§ **Description of the task**:
Omit all pictures, then retype the data exactly as given.

§ **Data for this exercise**:

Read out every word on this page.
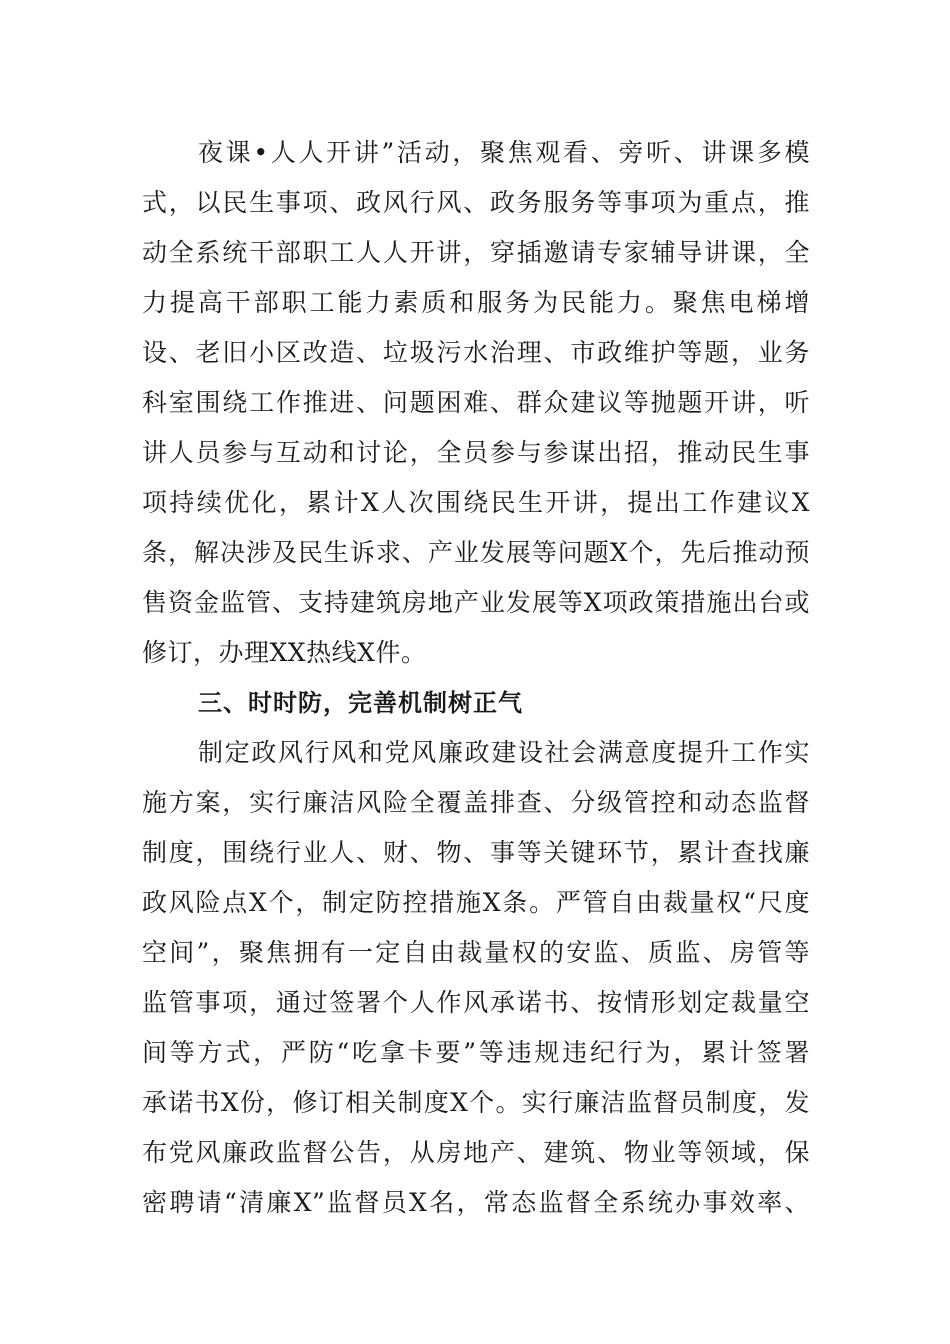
夜课•人人开讲”活动，聚焦观看、旁听、讲课多模
式，以民生事项、政风行风、政务服务等事项为重点，推
动全系统干部职工人人开讲，穿插邀请专家辅导讲课，全
力提高干部职工能力素质和服务为民能力。聚焦电梯增
设、老旧小区改造、垃圾污水治理、市政维护等题，业务
科室围绕工作推进、问题困难、群众建议等抛题开讲，听
讲人员参与互动和讨论，全员参与参谋出招，推动民生事
项持续优化，累计X人次围绕民生开讲，提出工作建议X
条，解决涉及民生诉求、产业发展等问题X个，先后推动预
售资金监管、支持建筑房地产业发展等X项政策措施出台或
修订，办理XX热线X件。
三、时时防，完善机制树正气
制定政风行风和党风廉政建设社会满意度提升工作实
施方案，实行廉洁风险全覆盖排查、分级管控和动态监督
制度，围绕行业人、财、物、事等关键环节，累计查找廉
政风险点X个，制定防控措施X条。严管自由裁量权“尺度
空间”，聚焦拥有一定自由裁量权的安监、质监、房管等
监管事项，通过签署个人作风承诺书、按情形划定裁量空
间等方式，严防“吃拿卡要”等违规违纪行为，累计签署
承诺书X份，修订相关制度X个。实行廉洁监督员制度，发
布党风廉政监督公告，从房地产、建筑、物业等领域，保
密聘请“清廉X”监督员X名，常态监督全系统办事效率、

§ **Correct answer**:
Read out every word on this page.
夜课•人人开讲”活动，聚焦观看、旁听、讲课多模
式，以民生事项、政风行风、政务服务等事项为重点，推
动全系统干部职工人人开讲，穿插邀请专家辅导讲课，全
力提高干部职工能力素质和服务为民能力。聚焦电梯增
设、老旧小区改造、垃圾污水治理、市政维护等题，业务
科室围绕工作推进、问题困难、群众建议等抛题开讲，听
讲人员参与互动和讨论，全员参与参谋出招，推动民生事
项持续优化，累计X人次围绕民生开讲，提出工作建议X
条，解决涉及民生诉求、产业发展等问题X个，先后推动预
售资金监管、支持建筑房地产业发展等X项政策措施出台或
修订，办理XX热线X件。
三、时时防，完善机制树正气
制定政风行风和党风廉政建设社会满意度提升工作实
施方案，实行廉洁风险全覆盖排查、分级管控和动态监督
制度，围绕行业人、财、物、事等关键环节，累计查找廉
政风险点X个，制定防控措施X条。严管自由裁量权“尺度
空间”，聚焦拥有一定自由裁量权的安监、质监、房管等
监管事项，通过签署个人作风承诺书、按情形划定裁量空
间等方式，严防“吃拿卡要”等违规违纪行为，累计签署
承诺书X份，修订相关制度X个。实行廉洁监督员制度，发
布党风廉政监督公告，从房地产、建筑、物业等领域，保
密聘请“清廉X”监督员X名，常态监督全系统办事效率、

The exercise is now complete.